** begin Material to process **

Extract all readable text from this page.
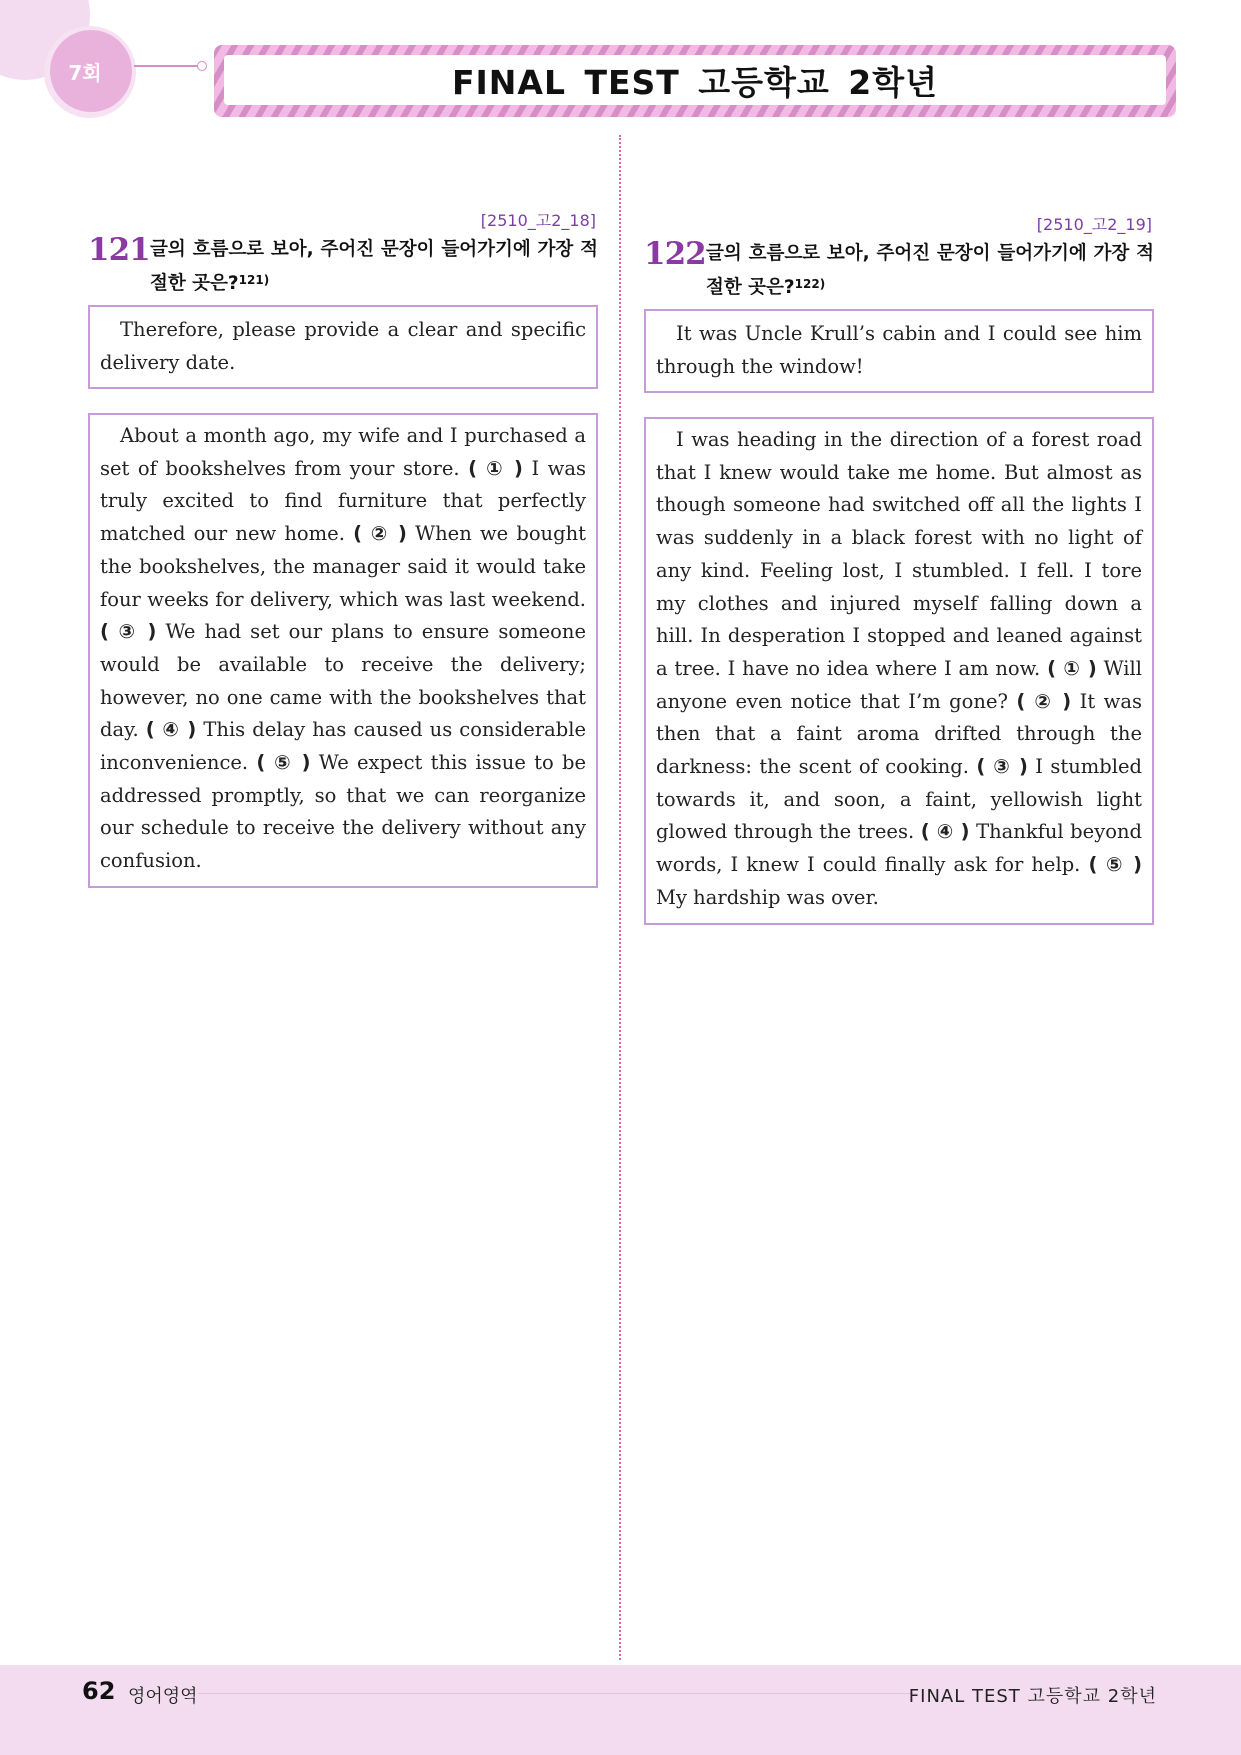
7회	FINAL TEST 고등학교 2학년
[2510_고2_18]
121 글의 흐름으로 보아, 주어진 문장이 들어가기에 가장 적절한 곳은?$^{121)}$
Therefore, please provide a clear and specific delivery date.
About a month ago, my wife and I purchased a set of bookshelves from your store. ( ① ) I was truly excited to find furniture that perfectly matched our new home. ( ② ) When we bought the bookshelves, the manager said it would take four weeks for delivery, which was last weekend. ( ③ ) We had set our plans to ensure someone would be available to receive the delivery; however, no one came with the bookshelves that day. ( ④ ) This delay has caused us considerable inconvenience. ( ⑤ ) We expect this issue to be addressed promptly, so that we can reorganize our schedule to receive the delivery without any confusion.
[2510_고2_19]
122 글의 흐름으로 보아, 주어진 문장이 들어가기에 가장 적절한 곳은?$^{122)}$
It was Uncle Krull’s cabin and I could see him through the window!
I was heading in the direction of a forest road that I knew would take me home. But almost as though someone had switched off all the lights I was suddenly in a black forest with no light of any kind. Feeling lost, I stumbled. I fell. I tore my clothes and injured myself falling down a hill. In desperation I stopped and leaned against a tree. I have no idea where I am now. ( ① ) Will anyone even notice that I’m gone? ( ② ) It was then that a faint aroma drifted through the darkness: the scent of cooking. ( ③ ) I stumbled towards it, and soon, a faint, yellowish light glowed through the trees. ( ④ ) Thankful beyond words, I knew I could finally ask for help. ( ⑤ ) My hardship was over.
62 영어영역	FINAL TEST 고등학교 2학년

** end Material to process **

Extract every line containing the string "TEST" from the data above.

7회	FINAL TEST 고등학교 2학년
62 영어영역	FINAL TEST 고등학교 2학년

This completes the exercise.